***** Given records *****
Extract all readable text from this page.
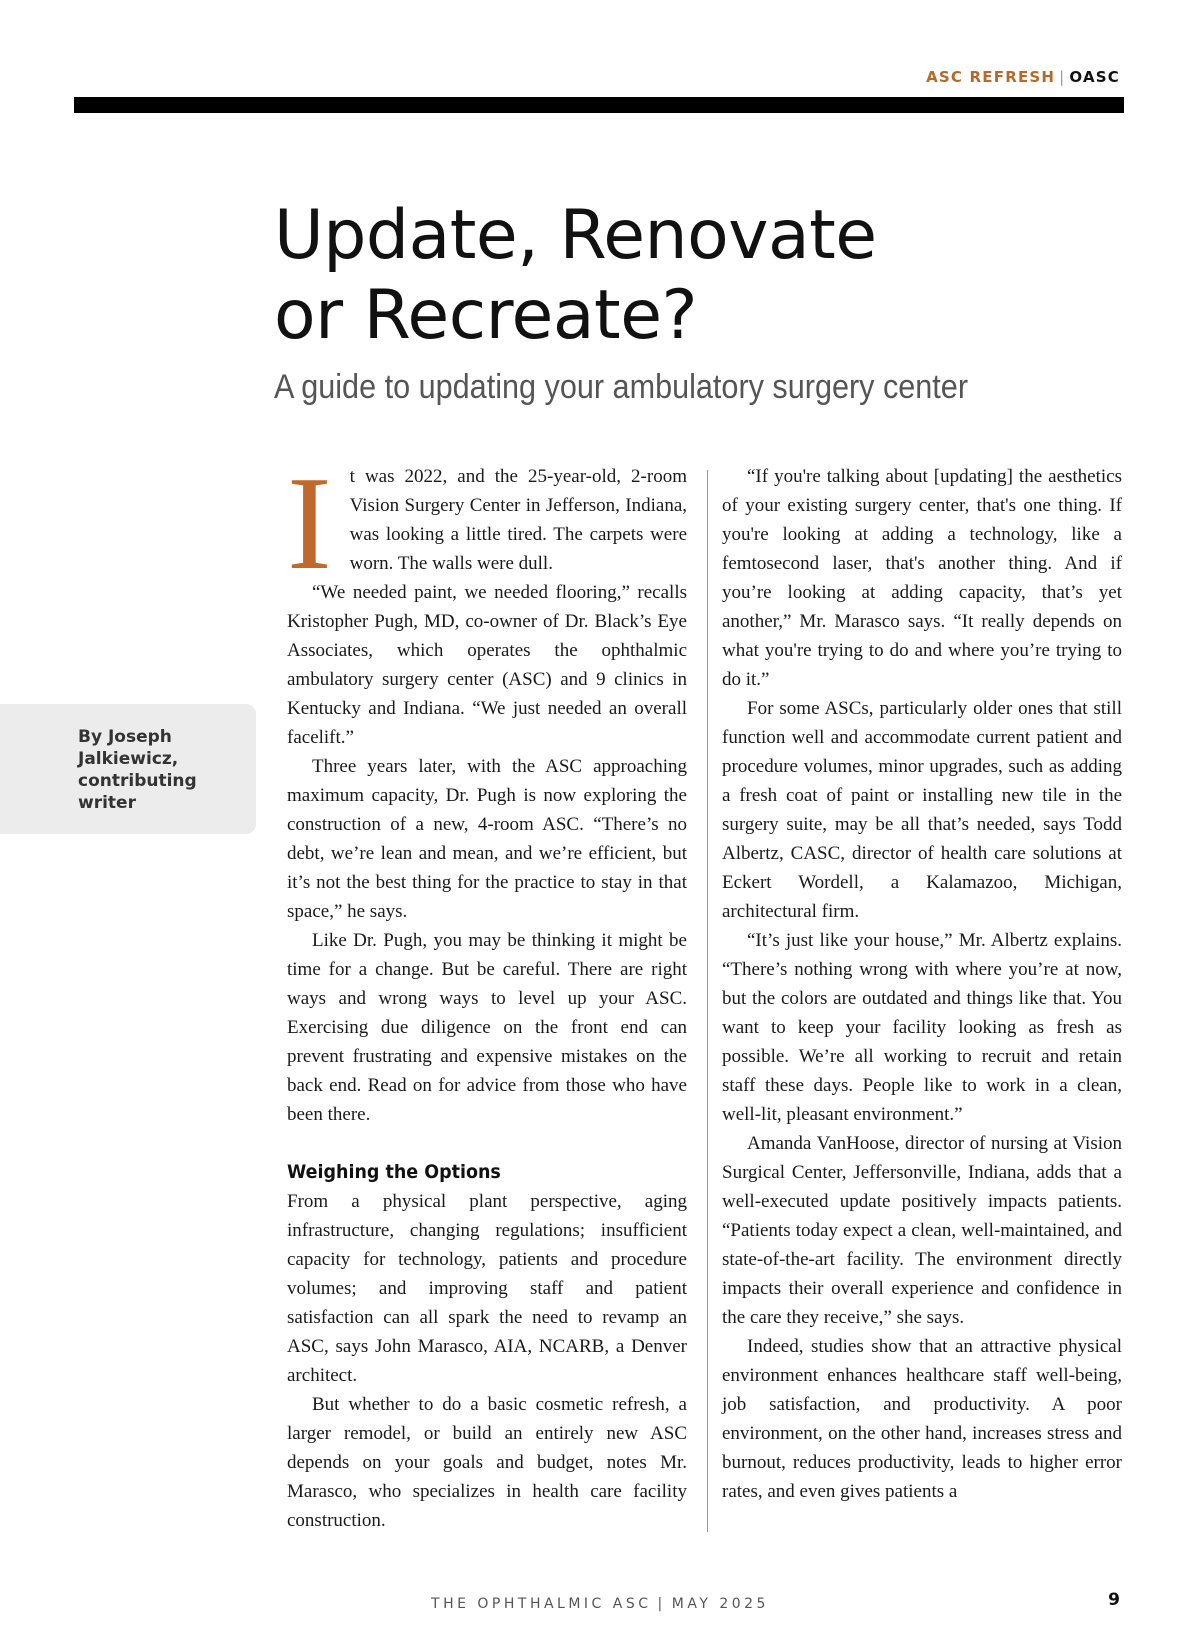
ASC REFRESH | OASC
Update, Renovate
or Recreate?
A guide to updating your ambulatory surgery center
By Joseph Jalkiewicz, contributing writer

It was 2022, and the 25-year-old, 2-room Vision Surgery Center in Jefferson, Indiana, was looking a little tired. The carpets were worn. The walls were dull.

“We needed paint, we needed flooring,” recalls Kristopher Pugh, MD, co-owner of Dr. Black’s Eye Associates, which operates the ophthalmic ambulatory surgery center (ASC) and 9 clinics in Kentucky and Indiana. “We just needed an overall facelift.”

Three years later, with the ASC approaching maximum capacity, Dr. Pugh is now exploring the construction of a new, 4-room ASC. “There’s no debt, we’re lean and mean, and we’re efficient, but it’s not the best thing for the practice to stay in that space,” he says.

Like Dr. Pugh, you may be thinking it might be time for a change. But be careful. There are right ways and wrong ways to level up your ASC. Exercising due diligence on the front end can prevent frustrating and expensive mistakes on the back end. Read on for advice from those who have been there.

Weighing the Options

From a physical plant perspective, aging infrastructure, changing regulations; insufficient capacity for technology, patients and procedure volumes; and improving staff and patient satisfaction can all spark the need to revamp an ASC, says John Marasco, AIA, NCARB, a Denver architect.

But whether to do a basic cosmetic refresh, a larger remodel, or build an entirely new ASC depends on your goals and budget, notes Mr. Marasco, who specializes in health care facility construction.

“If you're talking about [updating] the aesthetics of your existing surgery center, that's one thing. If you're looking at adding a technology, like a femtosecond laser, that's another thing. And if you’re looking at adding capacity, that’s yet another,” Mr. Marasco says. “It really depends on what you're trying to do and where you’re trying to do it.”

For some ASCs, particularly older ones that still function well and accommodate current patient and procedure volumes, minor upgrades, such as adding a fresh coat of paint or installing new tile in the surgery suite, may be all that’s needed, says Todd Albertz, CASC, director of health care solutions at Eckert Wordell, a Kalamazoo, Michigan, architectural firm.

“It’s just like your house,” Mr. Albertz explains. “There’s nothing wrong with where you’re at now, but the colors are outdated and things like that. You want to keep your facility looking as fresh as possible. We’re all working to recruit and retain staff these days. People like to work in a clean, well-lit, pleasant environment.”

Amanda VanHoose, director of nursing at Vision Surgical Center, Jeffersonville, Indiana, adds that a well-executed update positively impacts patients. “Patients today expect a clean, well-maintained, and state-of-the-art facility. The environment directly impacts their overall experience and confidence in the care they receive,” she says.

Indeed, studies show that an attractive physical environment enhances healthcare staff well-being, job satisfaction, and productivity. A poor environment, on the other hand, increases stress and burnout, reduces productivity, leads to higher error rates, and even gives patients a

THE OPHTHALMIC ASC | MAY 2025	9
*****
# Task instructions:
Each line of the entries above that contains "construction" is to be copied.

# Answer box:
Three years later, with the ASC approaching maximum capacity, Dr. Pugh is now exploring the construction of a new, 4-room ASC. “There’s no debt, we’re lean and mean, and we’re efficient, but it’s not the best thing for the practice to stay in that space,” he says.
But whether to do a basic cosmetic refresh, a larger remodel, or build an entirely new ASC depends on your goals and budget, notes Mr. Marasco, who specializes in health care facility construction.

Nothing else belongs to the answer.